WHAT IS NEEDED:
Transcribe the records in full, keeping every character as it is.

GIVEN DATA:

_____

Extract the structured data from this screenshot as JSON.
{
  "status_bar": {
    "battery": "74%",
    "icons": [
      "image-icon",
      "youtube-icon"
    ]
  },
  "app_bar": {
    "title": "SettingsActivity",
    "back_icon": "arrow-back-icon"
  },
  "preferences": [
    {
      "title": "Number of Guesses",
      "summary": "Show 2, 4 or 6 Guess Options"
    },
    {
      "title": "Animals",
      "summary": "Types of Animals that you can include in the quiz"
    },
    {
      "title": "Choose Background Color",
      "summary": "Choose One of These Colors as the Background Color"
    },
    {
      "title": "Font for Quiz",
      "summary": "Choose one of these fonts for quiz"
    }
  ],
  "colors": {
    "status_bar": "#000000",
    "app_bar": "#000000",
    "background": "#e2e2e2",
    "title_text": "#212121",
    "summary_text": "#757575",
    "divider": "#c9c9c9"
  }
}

_____

EXERCISE RESPONSE:
Extract the structured data from this screenshot as JSON.
{
  "status_bar": {
    "battery": "74%",
    "icons": [
      "image-icon",
      "youtube-icon"
    ]
  },
  "app_bar": {
    "title": "SettingsActivity",
    "back_icon": "arrow-back-icon"
  },
  "preferences": [
    {
      "title": "Number of Guesses",
      "summary": "Show 2, 4 or 6 Guess Options"
    },
    {
      "title": "Animals",
      "summary": "Types of Animals that you can include in the quiz"
    },
    {
      "title": "Choose Background Color",
      "summary": "Choose One of These Colors as the Background Color"
    },
    {
      "title": "Font for Quiz",
      "summary": "Choose one of these fonts for quiz"
    }
  ],
  "colors": {
    "status_bar": "#000000",
    "app_bar": "#000000",
    "background": "#e2e2e2",
    "title_text": "#212121",
    "summary_text": "#757575",
    "divider": "#c9c9c9"
  }
}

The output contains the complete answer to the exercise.